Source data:
==*==

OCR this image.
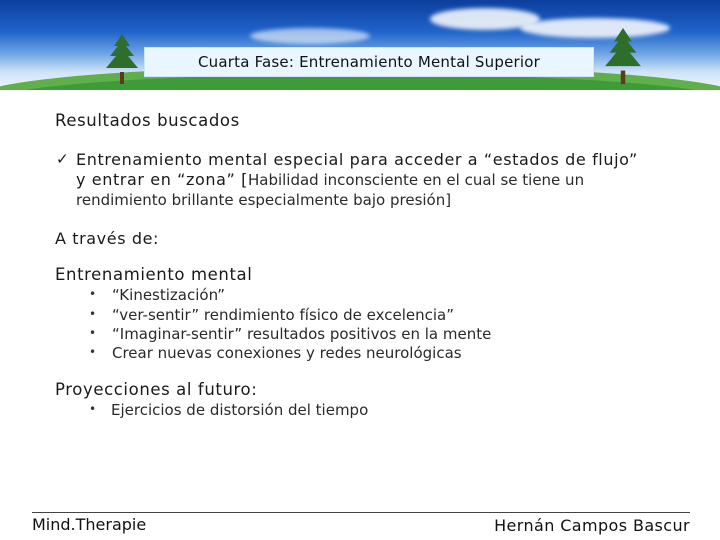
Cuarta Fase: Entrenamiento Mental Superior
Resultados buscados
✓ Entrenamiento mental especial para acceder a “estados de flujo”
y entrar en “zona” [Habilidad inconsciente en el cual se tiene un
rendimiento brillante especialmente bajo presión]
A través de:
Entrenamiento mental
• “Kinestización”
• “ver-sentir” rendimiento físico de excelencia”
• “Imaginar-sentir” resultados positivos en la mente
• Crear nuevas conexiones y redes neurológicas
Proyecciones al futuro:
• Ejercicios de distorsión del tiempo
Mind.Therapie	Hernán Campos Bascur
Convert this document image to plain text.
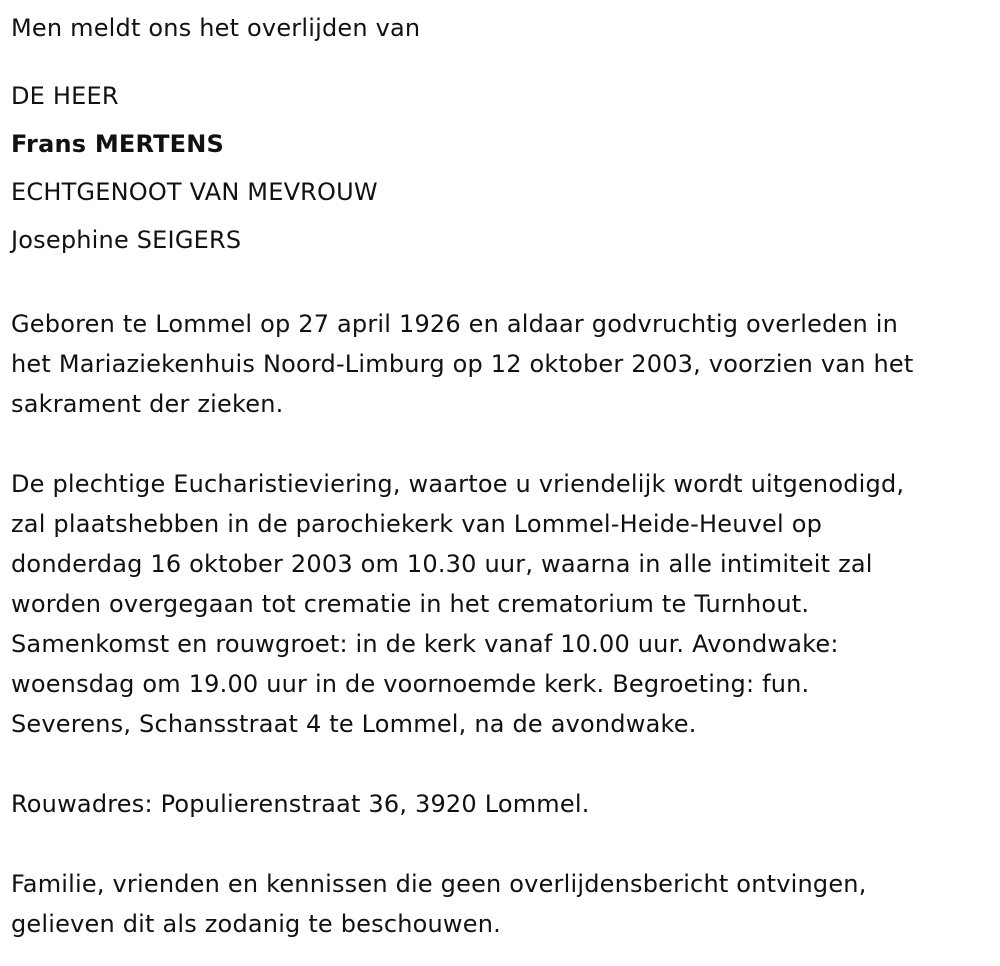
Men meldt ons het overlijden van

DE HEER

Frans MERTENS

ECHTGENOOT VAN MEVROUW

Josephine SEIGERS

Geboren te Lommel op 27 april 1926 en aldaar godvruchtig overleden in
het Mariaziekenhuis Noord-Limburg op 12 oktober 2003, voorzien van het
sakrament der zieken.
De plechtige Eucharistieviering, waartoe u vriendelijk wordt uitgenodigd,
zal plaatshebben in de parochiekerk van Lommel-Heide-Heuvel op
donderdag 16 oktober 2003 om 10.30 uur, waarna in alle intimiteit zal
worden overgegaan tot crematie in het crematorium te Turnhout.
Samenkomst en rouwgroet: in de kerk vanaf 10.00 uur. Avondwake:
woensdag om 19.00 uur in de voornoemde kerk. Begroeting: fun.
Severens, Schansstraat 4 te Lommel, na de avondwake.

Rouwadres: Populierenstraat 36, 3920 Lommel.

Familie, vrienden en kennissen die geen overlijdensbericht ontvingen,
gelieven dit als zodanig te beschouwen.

==*==

TASK STATEMENT: From the data above, write out everything exactly except the pictures.

SOLUTION FOR THIS PROBLEM:
OCR this image.
Cuarta Fase: Entrenamiento Mental Superior
Resultados buscados
✓ Entrenamiento mental especial para acceder a “estados de flujo”
y entrar en “zona” [Habilidad inconsciente en el cual se tiene un
rendimiento brillante especialmente bajo presión]
A través de:
Entrenamiento mental
• “Kinestización”
• “ver-sentir” rendimiento físico de excelencia”
• “Imaginar-sentir” resultados positivos en la mente
• Crear nuevas conexiones y redes neurológicas
Proyecciones al futuro:
• Ejercicios de distorsión del tiempo
Mind.Therapie	Hernán Campos Bascur
Convert this document image to plain text.
Men meldt ons het overlijden van

DE HEER

Frans MERTENS

ECHTGENOOT VAN MEVROUW

Josephine SEIGERS

Geboren te Lommel op 27 april 1926 en aldaar godvruchtig overleden in
het Mariaziekenhuis Noord-Limburg op 12 oktober 2003, voorzien van het
sakrament der zieken.
De plechtige Eucharistieviering, waartoe u vriendelijk wordt uitgenodigd,
zal plaatshebben in de parochiekerk van Lommel-Heide-Heuvel op
donderdag 16 oktober 2003 om 10.30 uur, waarna in alle intimiteit zal
worden overgegaan tot crematie in het crematorium te Turnhout.
Samenkomst en rouwgroet: in de kerk vanaf 10.00 uur. Avondwake:
woensdag om 19.00 uur in de voornoemde kerk. Begroeting: fun.
Severens, Schansstraat 4 te Lommel, na de avondwake.

Rouwadres: Populierenstraat 36, 3920 Lommel.

Familie, vrienden en kennissen die geen overlijdensbericht ontvingen,
gelieven dit als zodanig te beschouwen.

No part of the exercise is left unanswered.